◆ EXTRACT PROVIDED ◆
▼

From mboxrd@z Thu Jan  1 00:00:00 1970
From: "Shawn O. Pearce" <spearce@spearce.org>
Subject: Re: [JGit-io-RFC-PATCH v2 2/4] Add JGit IO SPI and default
	implementation
Date: Tue, 13 Oct 2009 08:15:23 -0700
Message-ID: <20091013151522.GR9261@spearce.org>
References: <1255270073-14205-1-git-send-email-imyousuf@gmail.com> <1255270073-14205-2-git-send-email-imyousuf@gmail.com> <20091012145741.GM9261@spearce.org> <7bfdc29a0910121830y4dc9b3efpe17860e04457988d@mail.gmail.com>
Mime-Version: 1.0
Content-Type: text/plain; charset=us-ascii
Cc: git@vger.kernel.org, egit-dev@eclipse.org,
	Imran M Yousuf <imyousuf@smartitengineering.com>
To: Imran M Yousuf <imyousuf@gmail.com>
X-From: git-owner@vger.kernel.org Tue Oct 13 17:19:38 2009
Return-path: <git-owner@vger.kernel.org>
Envelope-to: gcvg-git-2@lo.gmane.org
Received: from vger.kernel.org ([209.132.176.167])
	by lo.gmane.org with esmtp (Exim 4.50)
	id 1Mxj9u-000174-Nc
	for gcvg-git-2@lo.gmane.org; Tue, 13 Oct 2009 17:19:31 +0200
Received: (majordomo@vger.kernel.org) by vger.kernel.org via listexpand
	id S1760224AbZJMPQA (ORCPT <rfc822;gcvg-git-2@m.gmane.org>);
	Tue, 13 Oct 2009 11:16:00 -0400
Received: (majordomo@vger.kernel.org) by vger.kernel.org id S1760206AbZJMPQA
	(ORCPT <rfc822;git-outgoing>); Tue, 13 Oct 2009 11:16:00 -0400
Received: from george.spearce.org ([209.20.77.23]:33674 "EHLO
	george.spearce.org" rhost-flags-OK-OK-OK-OK) by vger.kernel.org
	with ESMTP id S1760221AbZJMPP7 (ORCPT <rfc822;git@vger.kernel.org>);
	Tue, 13 Oct 2009 11:15:59 -0400
Received: by george.spearce.org (Postfix, from userid 1001)

▲

◆ PROVIDED DATA ◆

▼

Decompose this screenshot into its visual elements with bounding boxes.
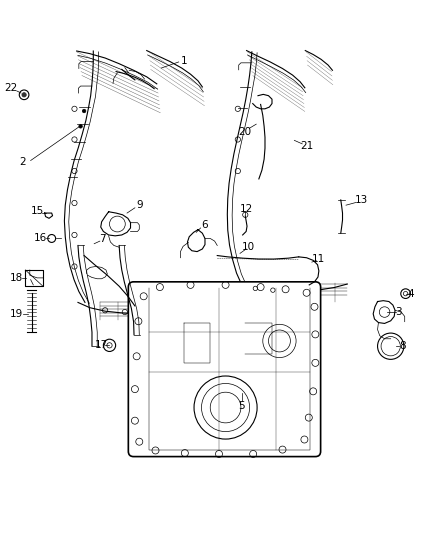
Circle shape [22, 93, 26, 97]
Text: 20: 20 [238, 127, 251, 136]
Text: 22: 22 [4, 83, 18, 93]
Text: 16: 16 [34, 233, 47, 244]
Text: 9: 9 [136, 200, 143, 210]
Text: 8: 8 [399, 341, 406, 351]
Text: 4: 4 [407, 289, 414, 298]
Text: 6: 6 [201, 220, 208, 230]
Circle shape [82, 109, 86, 113]
Text: 21: 21 [300, 141, 313, 151]
Text: 10: 10 [242, 242, 255, 252]
Text: 5: 5 [238, 401, 245, 411]
Text: 7: 7 [99, 235, 106, 244]
Text: 2: 2 [19, 157, 26, 167]
Text: 17: 17 [95, 341, 108, 350]
FancyBboxPatch shape [128, 282, 321, 457]
Text: 18: 18 [10, 273, 23, 283]
Text: 19: 19 [10, 309, 23, 319]
Text: 15: 15 [31, 206, 44, 216]
Circle shape [79, 125, 82, 128]
Text: 13: 13 [355, 195, 368, 205]
Text: 11: 11 [312, 254, 325, 264]
Text: 12: 12 [240, 204, 253, 214]
Text: 3: 3 [395, 308, 402, 318]
Text: 1: 1 [180, 55, 187, 66]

▲

◆ DIRECTIVES ◆
1. Answer these questions about the email header above:
(a) What date and time does its Date line give?
(b) Who is the message addressed to on the To line?
(c) Which host name goes with the IP address 209.20.77.23?
2. In the records, write out the lines between the line holding "Circle shape [22, 93, 26, 97]" and the line holding "Text: 11: 11 [312, 254, 325, 264]", inclusive, each one unchanged.

◆ EXERCISE ANSWERS ◆
1.
(a) Tue, 13 Oct 2009 08:15:23 -0700
(b) Imran M Yousuf <imyousuf@gmail.com>
(c) george.spearce.org

2.
Circle shape [22, 93, 26, 97]
Text: 20: 20 [238, 127, 251, 136]
Text: 22: 22 [4, 83, 18, 93]
Text: 16: 16 [34, 233, 47, 244]
Text: 9: 9 [136, 200, 143, 210]
Text: 8: 8 [399, 341, 406, 351]
Text: 4: 4 [407, 289, 414, 298]
Text: 6: 6 [201, 220, 208, 230]
Circle shape [82, 109, 86, 113]
Text: 21: 21 [300, 141, 313, 151]
Text: 10: 10 [242, 242, 255, 252]
Text: 5: 5 [238, 401, 245, 411]
Text: 7: 7 [99, 235, 106, 244]
Text: 2: 2 [19, 157, 26, 167]
Text: 17: 17 [95, 341, 108, 350]
FancyBboxPatch shape [128, 282, 321, 457]
Text: 18: 18 [10, 273, 23, 283]
Text: 19: 19 [10, 309, 23, 319]
Text: 15: 15 [31, 206, 44, 216]
Circle shape [79, 125, 82, 128]
Text: 13: 13 [355, 195, 368, 205]
Text: 11: 11 [312, 254, 325, 264]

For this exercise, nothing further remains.